SOURCE DATA

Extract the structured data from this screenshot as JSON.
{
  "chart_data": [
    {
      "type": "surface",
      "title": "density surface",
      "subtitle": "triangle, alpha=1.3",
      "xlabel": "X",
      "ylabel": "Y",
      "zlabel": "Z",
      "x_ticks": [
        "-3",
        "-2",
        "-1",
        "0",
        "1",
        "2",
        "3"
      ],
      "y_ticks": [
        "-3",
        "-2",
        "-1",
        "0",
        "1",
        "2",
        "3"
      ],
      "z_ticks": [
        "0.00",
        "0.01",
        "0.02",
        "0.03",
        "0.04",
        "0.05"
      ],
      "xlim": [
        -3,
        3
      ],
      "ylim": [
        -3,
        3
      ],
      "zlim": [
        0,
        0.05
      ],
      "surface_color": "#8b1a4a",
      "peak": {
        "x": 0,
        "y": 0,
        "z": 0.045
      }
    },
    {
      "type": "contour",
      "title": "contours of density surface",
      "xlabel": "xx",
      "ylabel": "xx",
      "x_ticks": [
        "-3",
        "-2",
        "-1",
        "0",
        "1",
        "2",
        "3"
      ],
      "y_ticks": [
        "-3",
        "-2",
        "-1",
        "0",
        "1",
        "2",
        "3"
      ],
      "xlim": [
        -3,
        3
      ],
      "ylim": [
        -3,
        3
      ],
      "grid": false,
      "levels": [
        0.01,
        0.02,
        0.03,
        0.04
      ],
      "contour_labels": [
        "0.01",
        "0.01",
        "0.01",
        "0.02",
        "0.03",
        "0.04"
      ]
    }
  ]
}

==

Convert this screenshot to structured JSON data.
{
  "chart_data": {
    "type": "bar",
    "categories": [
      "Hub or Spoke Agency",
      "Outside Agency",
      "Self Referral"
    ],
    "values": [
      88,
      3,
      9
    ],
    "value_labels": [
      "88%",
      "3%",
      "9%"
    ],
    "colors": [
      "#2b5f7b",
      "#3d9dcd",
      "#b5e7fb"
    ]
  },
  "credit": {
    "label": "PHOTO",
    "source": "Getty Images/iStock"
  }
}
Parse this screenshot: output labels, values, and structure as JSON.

CHALLENGE
Return exactly, and only, the lines from the one containing "Convert this screenshot" down to the one containing "Parse this screenshot: output", with both of those lines included.

WRITTEN SOLUTION
Convert this screenshot to structured JSON data.
{
  "chart_data": {
    "type": "bar",
    "categories": [
      "Hub or Spoke Agency",
      "Outside Agency",
      "Self Referral"
    ],
    "values": [
      88,
      3,
      9
    ],
    "value_labels": [
      "88%",
      "3%",
      "9%"
    ],
    "colors": [
      "#2b5f7b",
      "#3d9dcd",
      "#b5e7fb"
    ]
  },
  "credit": {
    "label": "PHOTO",
    "source": "Getty Images/iStock"
  }
}
Parse this screenshot: output labels, values, and structure as JSON.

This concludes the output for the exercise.